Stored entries
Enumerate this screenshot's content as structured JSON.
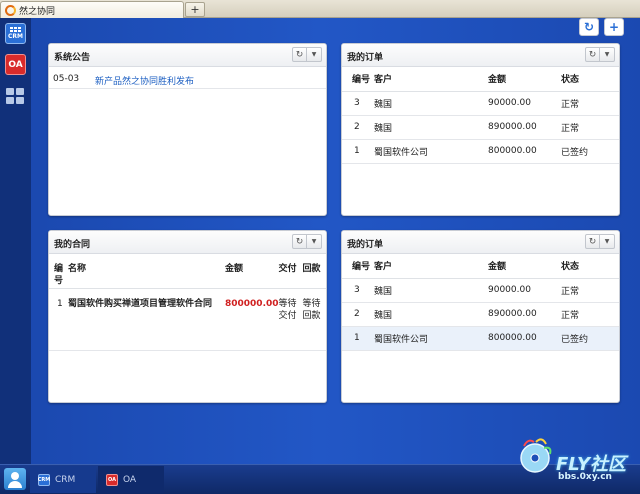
{
  "browser": {
    "tab_title": "然之协同",
    "new_tab_label": "+"
  },
  "sidebar": {
    "crm_label": "CRM",
    "oa_label": "OA"
  },
  "toolbar": {
    "refresh_glyph": "↻",
    "add_glyph": "+"
  },
  "panels": {
    "notice": {
      "title": "系统公告",
      "items": [
        {
          "date": "05-03",
          "title": "新产品然之协同胜利发布"
        }
      ]
    },
    "orders_top": {
      "title": "我的订单",
      "columns": [
        "编号",
        "客户",
        "金额",
        "状态"
      ],
      "rows": [
        {
          "id": "3",
          "customer": "魏国",
          "amount": "90000.00",
          "status": "正常"
        },
        {
          "id": "2",
          "customer": "魏国",
          "amount": "890000.00",
          "status": "正常"
        },
        {
          "id": "1",
          "customer": "蜀国软件公司",
          "amount": "800000.00",
          "status": "已签约"
        }
      ]
    },
    "contracts": {
      "title": "我的合同",
      "columns": [
        "编号",
        "名称",
        "金额",
        "交付",
        "回款"
      ],
      "rows": [
        {
          "id": "1",
          "name": "蜀国软件购买禅道项目管理软件合同",
          "amount": "800000.00",
          "delivery": "等待交付",
          "payment": "等待回款"
        }
      ]
    },
    "orders_bottom": {
      "title": "我的订单",
      "columns": [
        "编号",
        "客户",
        "金额",
        "状态"
      ],
      "rows": [
        {
          "id": "3",
          "customer": "魏国",
          "amount": "90000.00",
          "status": "正常"
        },
        {
          "id": "2",
          "customer": "魏国",
          "amount": "890000.00",
          "status": "正常"
        },
        {
          "id": "1",
          "customer": "蜀国软件公司",
          "amount": "800000.00",
          "status": "已签约"
        }
      ]
    }
  },
  "panel_buttons": {
    "refresh_glyph": "↻",
    "menu_glyph": "▼"
  },
  "taskbar": {
    "crm_label": "CRM",
    "oa_label": "OA",
    "crm_icon_label": "CRM",
    "oa_icon_label": "OA"
  },
  "watermark": {
    "text": "FLY社区",
    "sub": "bbs.0xy.cn"
  },
  "colors": {
    "background": "#1e4fb8",
    "link": "#1b5ec2",
    "amount_highlight": "#d02020"
  }
}
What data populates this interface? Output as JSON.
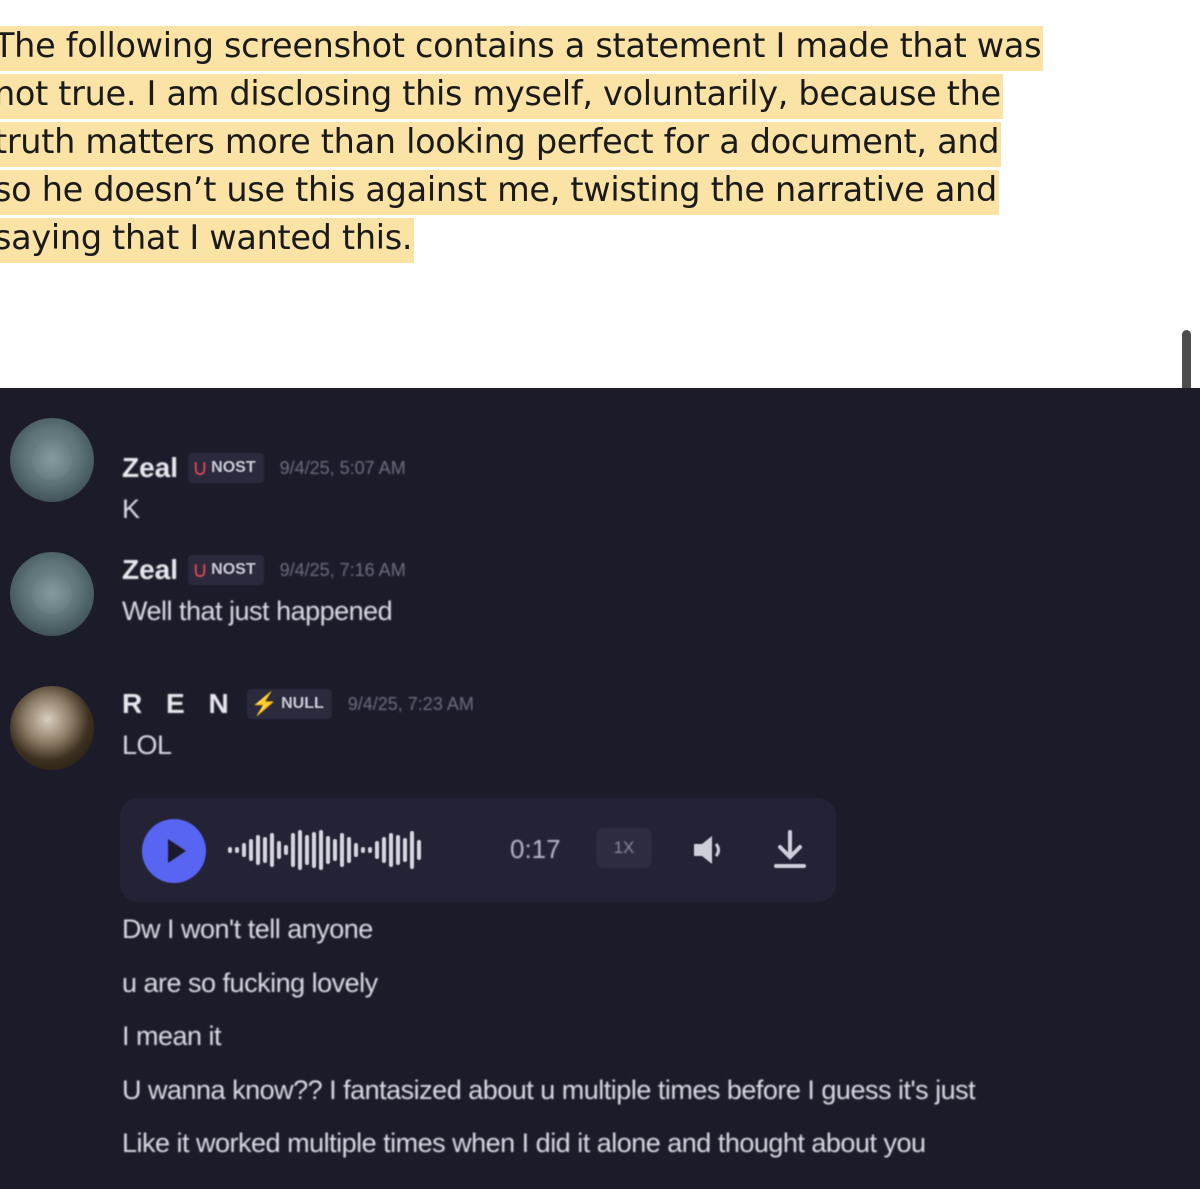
{
  "document": {
    "lines": [
      "The following screenshot contains a statement I made that was",
      "not true. I am disclosing this myself, voluntarily, because the",
      "truth matters more than looking perfect for a document, and",
      "so he doesn’t use this against me, twisting the narrative and",
      "saying that I wanted this."
    ],
    "highlight_color": "#fbe3a6"
  },
  "chat": {
    "background": "#1c1b2a",
    "messages": [
      {
        "author": "Zeal",
        "tag": "NOST",
        "tag_icon": "horseshoe-icon",
        "time": "9/4/25, 5:07 AM",
        "text": "K"
      },
      {
        "author": "Zeal",
        "tag": "NOST",
        "tag_icon": "horseshoe-icon",
        "time": "9/4/25, 7:16 AM",
        "text": "Well that just happened"
      },
      {
        "author": "R E N",
        "tag": "NULL",
        "tag_icon": "lightning-icon",
        "time": "9/4/25, 7:23 AM",
        "text": "LOL"
      }
    ],
    "audio": {
      "duration": "0:17",
      "speed": "1X",
      "accent": "#5865f2"
    },
    "follow_up": [
      "Dw I won't tell anyone",
      "u are so fucking lovely",
      "I mean it",
      "U wanna know?? I fantasized about u multiple times before I guess it's just",
      "Like it worked multiple times when I did it alone and thought about you"
    ]
  }
}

Prompt:
Scan the material above for the word "screenshot". Copy each line where it occurs.

Solution for this exercise:
Enumerate this screenshot's content as structured JSON.
      "The following screenshot contains a statement I made that was",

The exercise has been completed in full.